*Problem details:*
Wherever the string "Auseinandersetzung" occurs in a line of these records, report that line.

*Records shown:*
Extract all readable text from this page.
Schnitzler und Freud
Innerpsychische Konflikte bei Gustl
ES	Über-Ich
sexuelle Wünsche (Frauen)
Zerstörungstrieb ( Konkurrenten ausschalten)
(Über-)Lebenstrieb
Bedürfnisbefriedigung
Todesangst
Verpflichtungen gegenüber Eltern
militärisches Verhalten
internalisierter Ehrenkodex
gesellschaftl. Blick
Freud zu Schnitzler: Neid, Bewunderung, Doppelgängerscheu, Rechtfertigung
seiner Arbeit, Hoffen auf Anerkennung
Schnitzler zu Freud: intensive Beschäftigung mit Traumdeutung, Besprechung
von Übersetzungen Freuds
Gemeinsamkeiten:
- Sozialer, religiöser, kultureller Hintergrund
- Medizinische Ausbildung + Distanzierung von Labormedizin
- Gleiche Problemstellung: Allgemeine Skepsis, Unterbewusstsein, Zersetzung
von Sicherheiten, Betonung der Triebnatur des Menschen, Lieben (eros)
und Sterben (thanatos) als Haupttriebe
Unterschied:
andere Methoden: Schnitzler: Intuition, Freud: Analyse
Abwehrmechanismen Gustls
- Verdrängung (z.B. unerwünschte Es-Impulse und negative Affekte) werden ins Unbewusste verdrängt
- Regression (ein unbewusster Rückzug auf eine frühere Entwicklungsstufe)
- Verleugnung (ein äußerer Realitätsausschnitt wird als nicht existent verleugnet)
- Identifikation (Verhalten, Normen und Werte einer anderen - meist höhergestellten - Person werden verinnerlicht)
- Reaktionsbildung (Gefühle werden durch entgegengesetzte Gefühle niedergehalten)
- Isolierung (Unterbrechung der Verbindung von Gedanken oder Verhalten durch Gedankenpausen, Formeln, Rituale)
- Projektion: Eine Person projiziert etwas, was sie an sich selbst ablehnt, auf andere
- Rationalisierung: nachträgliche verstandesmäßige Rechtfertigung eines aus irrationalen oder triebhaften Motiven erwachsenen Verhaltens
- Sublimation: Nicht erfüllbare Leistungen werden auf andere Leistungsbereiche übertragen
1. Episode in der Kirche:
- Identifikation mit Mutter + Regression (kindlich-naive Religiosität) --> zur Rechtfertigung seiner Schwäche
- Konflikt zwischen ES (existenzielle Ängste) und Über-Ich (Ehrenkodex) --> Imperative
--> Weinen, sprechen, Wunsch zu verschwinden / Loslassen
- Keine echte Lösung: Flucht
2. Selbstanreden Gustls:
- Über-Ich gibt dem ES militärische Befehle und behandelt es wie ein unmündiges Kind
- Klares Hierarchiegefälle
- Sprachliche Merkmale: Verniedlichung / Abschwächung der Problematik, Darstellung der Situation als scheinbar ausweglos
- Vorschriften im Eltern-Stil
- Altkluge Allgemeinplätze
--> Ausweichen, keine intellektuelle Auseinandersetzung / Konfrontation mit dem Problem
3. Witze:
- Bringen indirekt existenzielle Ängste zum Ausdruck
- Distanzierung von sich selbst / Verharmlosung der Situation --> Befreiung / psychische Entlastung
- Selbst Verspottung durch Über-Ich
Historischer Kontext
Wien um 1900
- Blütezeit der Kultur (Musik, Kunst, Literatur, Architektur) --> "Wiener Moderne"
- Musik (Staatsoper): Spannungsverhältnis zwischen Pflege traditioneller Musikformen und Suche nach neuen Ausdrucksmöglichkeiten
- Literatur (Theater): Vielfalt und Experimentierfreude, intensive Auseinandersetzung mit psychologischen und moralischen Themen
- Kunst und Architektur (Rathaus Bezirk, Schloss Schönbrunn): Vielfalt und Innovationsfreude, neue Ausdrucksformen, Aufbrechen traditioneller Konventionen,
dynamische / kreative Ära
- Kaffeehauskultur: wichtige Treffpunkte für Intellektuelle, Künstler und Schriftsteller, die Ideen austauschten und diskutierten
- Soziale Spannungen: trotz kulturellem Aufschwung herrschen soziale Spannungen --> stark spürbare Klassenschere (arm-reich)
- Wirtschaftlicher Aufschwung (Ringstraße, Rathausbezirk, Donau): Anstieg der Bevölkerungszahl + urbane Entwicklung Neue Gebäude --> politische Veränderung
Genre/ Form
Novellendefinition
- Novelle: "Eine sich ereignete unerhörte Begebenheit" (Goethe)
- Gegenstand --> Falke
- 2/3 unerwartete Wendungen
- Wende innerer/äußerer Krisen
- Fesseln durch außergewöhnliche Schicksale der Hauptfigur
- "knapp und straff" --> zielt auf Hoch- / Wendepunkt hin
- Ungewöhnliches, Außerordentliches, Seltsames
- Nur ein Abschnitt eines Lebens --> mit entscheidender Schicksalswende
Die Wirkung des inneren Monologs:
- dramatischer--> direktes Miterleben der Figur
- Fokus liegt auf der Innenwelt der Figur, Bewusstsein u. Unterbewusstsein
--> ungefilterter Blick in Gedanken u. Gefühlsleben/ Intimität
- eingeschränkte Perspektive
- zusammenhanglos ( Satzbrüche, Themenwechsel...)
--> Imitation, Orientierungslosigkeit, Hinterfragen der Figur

*Correct response:*
--> Ausweichen, keine intellektuelle Auseinandersetzung / Konfrontation mit dem Problem
- Literatur (Theater): Vielfalt und Experimentierfreude, intensive Auseinandersetzung mit psychologischen und moralischen Themen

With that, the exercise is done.